● **YOUR TASK**
Type every record exactly as it appears.

● **DATA**

◇ ◇ ◇ ◇

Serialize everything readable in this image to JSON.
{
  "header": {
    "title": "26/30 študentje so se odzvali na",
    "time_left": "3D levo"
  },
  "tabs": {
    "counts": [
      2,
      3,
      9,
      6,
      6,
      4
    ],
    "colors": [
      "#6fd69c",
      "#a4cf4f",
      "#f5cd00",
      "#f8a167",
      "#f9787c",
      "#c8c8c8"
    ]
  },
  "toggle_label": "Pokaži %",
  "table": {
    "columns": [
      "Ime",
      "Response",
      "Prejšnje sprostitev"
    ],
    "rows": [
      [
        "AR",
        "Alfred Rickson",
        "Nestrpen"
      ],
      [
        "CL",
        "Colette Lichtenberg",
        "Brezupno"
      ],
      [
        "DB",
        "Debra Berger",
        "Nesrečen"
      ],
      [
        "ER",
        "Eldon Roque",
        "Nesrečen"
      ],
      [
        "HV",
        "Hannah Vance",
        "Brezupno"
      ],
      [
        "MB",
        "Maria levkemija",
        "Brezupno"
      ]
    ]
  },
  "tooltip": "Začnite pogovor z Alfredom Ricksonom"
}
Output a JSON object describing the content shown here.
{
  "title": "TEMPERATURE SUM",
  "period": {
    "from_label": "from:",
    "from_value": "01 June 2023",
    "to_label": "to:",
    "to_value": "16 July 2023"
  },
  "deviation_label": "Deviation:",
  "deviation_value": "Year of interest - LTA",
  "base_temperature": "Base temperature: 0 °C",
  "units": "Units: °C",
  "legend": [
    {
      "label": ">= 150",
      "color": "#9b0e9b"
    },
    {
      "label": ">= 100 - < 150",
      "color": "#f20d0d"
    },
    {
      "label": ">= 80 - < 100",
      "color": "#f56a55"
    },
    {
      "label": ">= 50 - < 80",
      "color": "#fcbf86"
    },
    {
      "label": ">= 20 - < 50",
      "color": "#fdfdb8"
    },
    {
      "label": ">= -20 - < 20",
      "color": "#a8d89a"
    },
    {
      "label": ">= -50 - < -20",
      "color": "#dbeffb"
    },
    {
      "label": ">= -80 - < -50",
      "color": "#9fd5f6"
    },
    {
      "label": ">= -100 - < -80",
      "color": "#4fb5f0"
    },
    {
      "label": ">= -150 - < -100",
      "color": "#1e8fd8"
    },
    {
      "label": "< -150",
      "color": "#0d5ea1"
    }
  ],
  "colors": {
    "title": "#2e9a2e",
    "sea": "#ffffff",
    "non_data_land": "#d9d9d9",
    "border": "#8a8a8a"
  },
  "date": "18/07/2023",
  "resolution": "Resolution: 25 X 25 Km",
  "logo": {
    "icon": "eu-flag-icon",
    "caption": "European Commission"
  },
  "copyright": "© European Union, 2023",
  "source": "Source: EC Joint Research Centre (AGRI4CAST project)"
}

◇ ◇ ◇ ◇

● **EXERCISE RESULT**
Serialize everything readable in this image to JSON.
{
  "header": {
    "title": "26/30 študentje so se odzvali na",
    "time_left": "3D levo"
  },
  "tabs": {
    "counts": [
      2,
      3,
      9,
      6,
      6,
      4
    ],
    "colors": [
      "#6fd69c",
      "#a4cf4f",
      "#f5cd00",
      "#f8a167",
      "#f9787c",
      "#c8c8c8"
    ]
  },
  "toggle_label": "Pokaži %",
  "table": {
    "columns": [
      "Ime",
      "Response",
      "Prejšnje sprostitev"
    ],
    "rows": [
      [
        "AR",
        "Alfred Rickson",
        "Nestrpen"
      ],
      [
        "CL",
        "Colette Lichtenberg",
        "Brezupno"
      ],
      [
        "DB",
        "Debra Berger",
        "Nesrečen"
      ],
      [
        "ER",
        "Eldon Roque",
        "Nesrečen"
      ],
      [
        "HV",
        "Hannah Vance",
        "Brezupno"
      ],
      [
        "MB",
        "Maria levkemija",
        "Brezupno"
      ]
    ]
  },
  "tooltip": "Začnite pogovor z Alfredom Ricksonom"
}
Output a JSON object describing the content shown here.
{
  "title": "TEMPERATURE SUM",
  "period": {
    "from_label": "from:",
    "from_value": "01 June 2023",
    "to_label": "to:",
    "to_value": "16 July 2023"
  },
  "deviation_label": "Deviation:",
  "deviation_value": "Year of interest - LTA",
  "base_temperature": "Base temperature: 0 °C",
  "units": "Units: °C",
  "legend": [
    {
      "label": ">= 150",
      "color": "#9b0e9b"
    },
    {
      "label": ">= 100 - < 150",
      "color": "#f20d0d"
    },
    {
      "label": ">= 80 - < 100",
      "color": "#f56a55"
    },
    {
      "label": ">= 50 - < 80",
      "color": "#fcbf86"
    },
    {
      "label": ">= 20 - < 50",
      "color": "#fdfdb8"
    },
    {
      "label": ">= -20 - < 20",
      "color": "#a8d89a"
    },
    {
      "label": ">= -50 - < -20",
      "color": "#dbeffb"
    },
    {
      "label": ">= -80 - < -50",
      "color": "#9fd5f6"
    },
    {
      "label": ">= -100 - < -80",
      "color": "#4fb5f0"
    },
    {
      "label": ">= -150 - < -100",
      "color": "#1e8fd8"
    },
    {
      "label": "< -150",
      "color": "#0d5ea1"
    }
  ],
  "colors": {
    "title": "#2e9a2e",
    "sea": "#ffffff",
    "non_data_land": "#d9d9d9",
    "border": "#8a8a8a"
  },
  "date": "18/07/2023",
  "resolution": "Resolution: 25 X 25 Km",
  "logo": {
    "icon": "eu-flag-icon",
    "caption": "European Commission"
  },
  "copyright": "© European Union, 2023",
  "source": "Source: EC Joint Research Centre (AGRI4CAST project)"
}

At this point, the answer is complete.